Quote the listing in full, exactly as given, minus any pictures.

Dataset items
####

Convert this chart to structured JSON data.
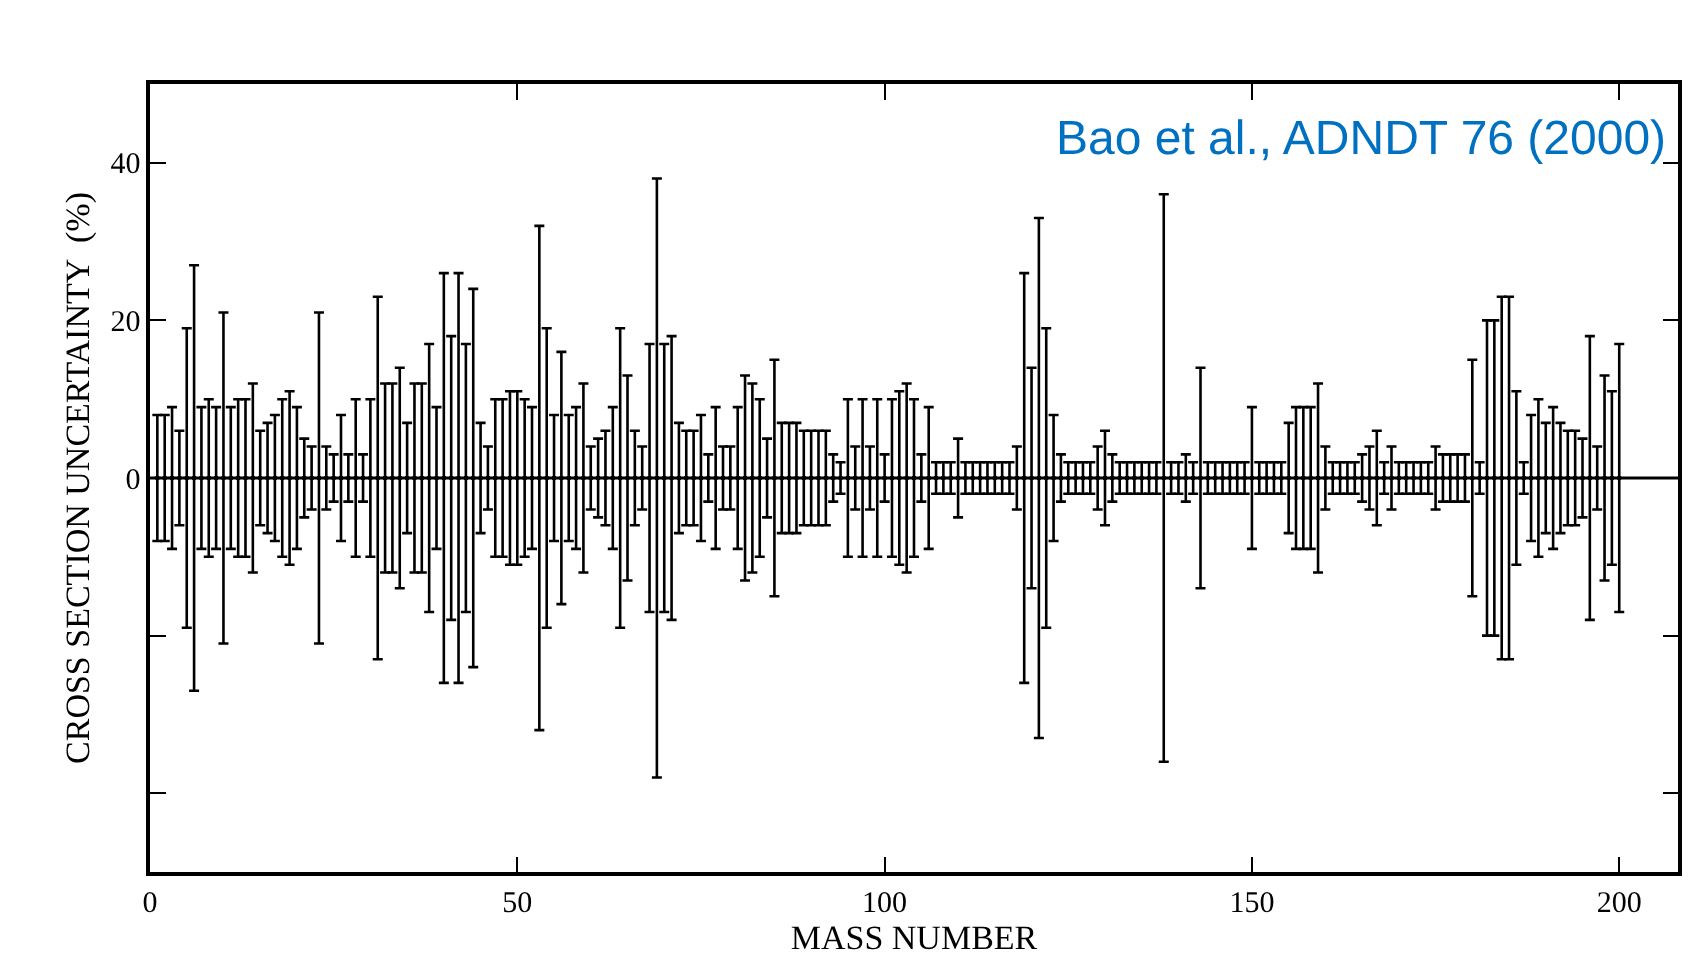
{
  "chart_data": {
    "type": "scatter",
    "xlabel": "MASS NUMBER",
    "ylabel": "CROSS SECTION UNCERTAINTY  (%)",
    "annotations": [
      "Bao et al., ADNDT 76 (2000)"
    ],
    "xlim": [
      0,
      208
    ],
    "xticks": [
      0,
      50,
      100,
      150,
      200
    ],
    "ylim": [
      -50,
      50
    ],
    "yticks": [
      {
        "value": -40,
        "label": null
      },
      {
        "value": -20,
        "label": null
      },
      0,
      20,
      40
    ],
    "ref_lines": [
      {
        "axis": "y",
        "value": 0,
        "color": "#000000"
      }
    ],
    "marker": "square",
    "series": [
      {
        "color": "#000000",
        "x": [
          1,
          2,
          3,
          4,
          5,
          6,
          7,
          8,
          9,
          10,
          11,
          12,
          13,
          14,
          15,
          16,
          17,
          18,
          19,
          20,
          21,
          22,
          23,
          24,
          25,
          26,
          27,
          28,
          29,
          30,
          31,
          32,
          33,
          34,
          35,
          36,
          37,
          38,
          39,
          40,
          41,
          42,
          43,
          44,
          45,
          46,
          47,
          48,
          49,
          50,
          51,
          52,
          53,
          54,
          55,
          56,
          57,
          58,
          59,
          60,
          61,
          62,
          63,
          64,
          65,
          66,
          67,
          68,
          69,
          70,
          71,
          72,
          73,
          74,
          75,
          76,
          77,
          78,
          79,
          80,
          81,
          82,
          83,
          84,
          85,
          86,
          87,
          88,
          89,
          90,
          91,
          92,
          93,
          94,
          95,
          96,
          97,
          98,
          99,
          100,
          101,
          102,
          103,
          104,
          105,
          106,
          107,
          108,
          109,
          110,
          111,
          112,
          113,
          114,
          115,
          116,
          117,
          118,
          119,
          120,
          121,
          122,
          123,
          124,
          125,
          126,
          127,
          128,
          129,
          130,
          131,
          132,
          133,
          134,
          135,
          136,
          137,
          138,
          139,
          140,
          141,
          142,
          143,
          144,
          145,
          146,
          147,
          148,
          149,
          150,
          151,
          152,
          153,
          154,
          155,
          156,
          157,
          158,
          159,
          160,
          161,
          162,
          163,
          164,
          165,
          166,
          167,
          168,
          169,
          170,
          171,
          172,
          173,
          174,
          175,
          176,
          177,
          178,
          179,
          180,
          181,
          182,
          183,
          184,
          185,
          186,
          187,
          188,
          189,
          190,
          191,
          192,
          193,
          194,
          195,
          196,
          197,
          198,
          199,
          200
        ],
        "values": [
          0,
          0,
          0,
          0,
          0,
          0,
          0,
          0,
          0,
          0,
          0,
          0,
          0,
          0,
          0,
          0,
          0,
          0,
          0,
          0,
          0,
          0,
          0,
          0,
          0,
          0,
          0,
          0,
          0,
          0,
          0,
          0,
          0,
          0,
          0,
          0,
          0,
          0,
          0,
          0,
          0,
          0,
          0,
          0,
          0,
          0,
          0,
          0,
          0,
          0,
          0,
          0,
          0,
          0,
          0,
          0,
          0,
          0,
          0,
          0,
          0,
          0,
          0,
          0,
          0,
          0,
          0,
          0,
          0,
          0,
          0,
          0,
          0,
          0,
          0,
          0,
          0,
          0,
          0,
          0,
          0,
          0,
          0,
          0,
          0,
          0,
          0,
          0,
          0,
          0,
          0,
          0,
          0,
          0,
          0,
          0,
          0,
          0,
          0,
          0,
          0,
          0,
          0,
          0,
          0,
          0,
          0,
          0,
          0,
          0,
          0,
          0,
          0,
          0,
          0,
          0,
          0,
          0,
          0,
          0,
          0,
          0,
          0,
          0,
          0,
          0,
          0,
          0,
          0,
          0,
          0,
          0,
          0,
          0,
          0,
          0,
          0,
          0,
          0,
          0,
          0,
          0,
          0,
          0,
          0,
          0,
          0,
          0,
          0,
          0,
          0,
          0,
          0,
          0,
          0,
          0,
          0,
          0,
          0,
          0,
          0,
          0,
          0,
          0,
          0,
          0,
          0,
          0,
          0,
          0,
          0,
          0,
          0,
          0,
          0,
          0,
          0,
          0,
          0,
          0,
          0,
          0,
          0,
          0,
          0,
          0,
          0,
          0,
          0,
          0,
          0,
          0,
          0,
          0,
          0,
          0,
          0,
          0,
          0,
          0
        ],
        "errors": [
          8,
          8,
          9,
          6,
          19,
          27,
          9,
          10,
          9,
          21,
          9,
          10,
          10,
          12,
          6,
          7,
          8,
          10,
          11,
          9,
          5,
          4,
          21,
          4,
          3,
          8,
          3,
          10,
          3,
          10,
          23,
          12,
          12,
          14,
          7,
          12,
          12,
          17,
          9,
          26,
          18,
          26,
          17,
          24,
          7,
          4,
          10,
          10,
          11,
          11,
          10,
          9,
          32,
          19,
          8,
          16,
          8,
          9,
          12,
          4,
          5,
          6,
          9,
          19,
          13,
          6,
          4,
          17,
          38,
          17,
          18,
          7,
          6,
          6,
          8,
          3,
          9,
          4,
          4,
          9,
          13,
          12,
          10,
          5,
          15,
          7,
          7,
          7,
          6,
          6,
          6,
          6,
          3,
          2,
          10,
          4,
          10,
          4,
          10,
          3,
          10,
          11,
          12,
          10,
          3,
          9,
          2,
          2,
          2,
          5,
          2,
          2,
          2,
          2,
          2,
          2,
          2,
          4,
          26,
          14,
          33,
          19,
          8,
          3,
          2,
          2,
          2,
          2,
          4,
          6,
          3,
          2,
          2,
          2,
          2,
          2,
          2,
          36,
          2,
          2,
          3,
          2,
          14,
          2,
          2,
          2,
          2,
          2,
          2,
          9,
          2,
          2,
          2,
          2,
          7,
          9,
          9,
          9,
          12,
          4,
          2,
          2,
          2,
          2,
          3,
          4,
          6,
          2,
          4,
          2,
          2,
          2,
          2,
          2,
          4,
          3,
          3,
          3,
          3,
          15,
          2,
          20,
          20,
          23,
          23,
          11,
          2,
          8,
          10,
          7,
          9,
          7,
          6,
          6,
          5,
          18,
          4,
          13,
          11,
          17
        ]
      }
    ]
  }
}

####

## Output for this task
Convert this chart to structured JSON data.
{
  "chart_data": {
    "type": "scatter",
    "xlabel": "MASS NUMBER",
    "ylabel": "CROSS SECTION UNCERTAINTY  (%)",
    "annotations": [
      "Bao et al., ADNDT 76 (2000)"
    ],
    "xlim": [
      0,
      208
    ],
    "xticks": [
      0,
      50,
      100,
      150,
      200
    ],
    "ylim": [
      -50,
      50
    ],
    "yticks": [
      {
        "value": -40,
        "label": null
      },
      {
        "value": -20,
        "label": null
      },
      0,
      20,
      40
    ],
    "ref_lines": [
      {
        "axis": "y",
        "value": 0,
        "color": "#000000"
      }
    ],
    "marker": "square",
    "series": [
      {
        "color": "#000000",
        "x": [
          1,
          2,
          3,
          4,
          5,
          6,
          7,
          8,
          9,
          10,
          11,
          12,
          13,
          14,
          15,
          16,
          17,
          18,
          19,
          20,
          21,
          22,
          23,
          24,
          25,
          26,
          27,
          28,
          29,
          30,
          31,
          32,
          33,
          34,
          35,
          36,
          37,
          38,
          39,
          40,
          41,
          42,
          43,
          44,
          45,
          46,
          47,
          48,
          49,
          50,
          51,
          52,
          53,
          54,
          55,
          56,
          57,
          58,
          59,
          60,
          61,
          62,
          63,
          64,
          65,
          66,
          67,
          68,
          69,
          70,
          71,
          72,
          73,
          74,
          75,
          76,
          77,
          78,
          79,
          80,
          81,
          82,
          83,
          84,
          85,
          86,
          87,
          88,
          89,
          90,
          91,
          92,
          93,
          94,
          95,
          96,
          97,
          98,
          99,
          100,
          101,
          102,
          103,
          104,
          105,
          106,
          107,
          108,
          109,
          110,
          111,
          112,
          113,
          114,
          115,
          116,
          117,
          118,
          119,
          120,
          121,
          122,
          123,
          124,
          125,
          126,
          127,
          128,
          129,
          130,
          131,
          132,
          133,
          134,
          135,
          136,
          137,
          138,
          139,
          140,
          141,
          142,
          143,
          144,
          145,
          146,
          147,
          148,
          149,
          150,
          151,
          152,
          153,
          154,
          155,
          156,
          157,
          158,
          159,
          160,
          161,
          162,
          163,
          164,
          165,
          166,
          167,
          168,
          169,
          170,
          171,
          172,
          173,
          174,
          175,
          176,
          177,
          178,
          179,
          180,
          181,
          182,
          183,
          184,
          185,
          186,
          187,
          188,
          189,
          190,
          191,
          192,
          193,
          194,
          195,
          196,
          197,
          198,
          199,
          200
        ],
        "values": [
          0,
          0,
          0,
          0,
          0,
          0,
          0,
          0,
          0,
          0,
          0,
          0,
          0,
          0,
          0,
          0,
          0,
          0,
          0,
          0,
          0,
          0,
          0,
          0,
          0,
          0,
          0,
          0,
          0,
          0,
          0,
          0,
          0,
          0,
          0,
          0,
          0,
          0,
          0,
          0,
          0,
          0,
          0,
          0,
          0,
          0,
          0,
          0,
          0,
          0,
          0,
          0,
          0,
          0,
          0,
          0,
          0,
          0,
          0,
          0,
          0,
          0,
          0,
          0,
          0,
          0,
          0,
          0,
          0,
          0,
          0,
          0,
          0,
          0,
          0,
          0,
          0,
          0,
          0,
          0,
          0,
          0,
          0,
          0,
          0,
          0,
          0,
          0,
          0,
          0,
          0,
          0,
          0,
          0,
          0,
          0,
          0,
          0,
          0,
          0,
          0,
          0,
          0,
          0,
          0,
          0,
          0,
          0,
          0,
          0,
          0,
          0,
          0,
          0,
          0,
          0,
          0,
          0,
          0,
          0,
          0,
          0,
          0,
          0,
          0,
          0,
          0,
          0,
          0,
          0,
          0,
          0,
          0,
          0,
          0,
          0,
          0,
          0,
          0,
          0,
          0,
          0,
          0,
          0,
          0,
          0,
          0,
          0,
          0,
          0,
          0,
          0,
          0,
          0,
          0,
          0,
          0,
          0,
          0,
          0,
          0,
          0,
          0,
          0,
          0,
          0,
          0,
          0,
          0,
          0,
          0,
          0,
          0,
          0,
          0,
          0,
          0,
          0,
          0,
          0,
          0,
          0,
          0,
          0,
          0,
          0,
          0,
          0,
          0,
          0,
          0,
          0,
          0,
          0,
          0,
          0,
          0,
          0,
          0,
          0
        ],
        "errors": [
          8,
          8,
          9,
          6,
          19,
          27,
          9,
          10,
          9,
          21,
          9,
          10,
          10,
          12,
          6,
          7,
          8,
          10,
          11,
          9,
          5,
          4,
          21,
          4,
          3,
          8,
          3,
          10,
          3,
          10,
          23,
          12,
          12,
          14,
          7,
          12,
          12,
          17,
          9,
          26,
          18,
          26,
          17,
          24,
          7,
          4,
          10,
          10,
          11,
          11,
          10,
          9,
          32,
          19,
          8,
          16,
          8,
          9,
          12,
          4,
          5,
          6,
          9,
          19,
          13,
          6,
          4,
          17,
          38,
          17,
          18,
          7,
          6,
          6,
          8,
          3,
          9,
          4,
          4,
          9,
          13,
          12,
          10,
          5,
          15,
          7,
          7,
          7,
          6,
          6,
          6,
          6,
          3,
          2,
          10,
          4,
          10,
          4,
          10,
          3,
          10,
          11,
          12,
          10,
          3,
          9,
          2,
          2,
          2,
          5,
          2,
          2,
          2,
          2,
          2,
          2,
          2,
          4,
          26,
          14,
          33,
          19,
          8,
          3,
          2,
          2,
          2,
          2,
          4,
          6,
          3,
          2,
          2,
          2,
          2,
          2,
          2,
          36,
          2,
          2,
          3,
          2,
          14,
          2,
          2,
          2,
          2,
          2,
          2,
          9,
          2,
          2,
          2,
          2,
          7,
          9,
          9,
          9,
          12,
          4,
          2,
          2,
          2,
          2,
          3,
          4,
          6,
          2,
          4,
          2,
          2,
          2,
          2,
          2,
          4,
          3,
          3,
          3,
          3,
          15,
          2,
          20,
          20,
          23,
          23,
          11,
          2,
          8,
          10,
          7,
          9,
          7,
          6,
          6,
          5,
          18,
          4,
          13,
          11,
          17
        ]
      }
    ]
  }
}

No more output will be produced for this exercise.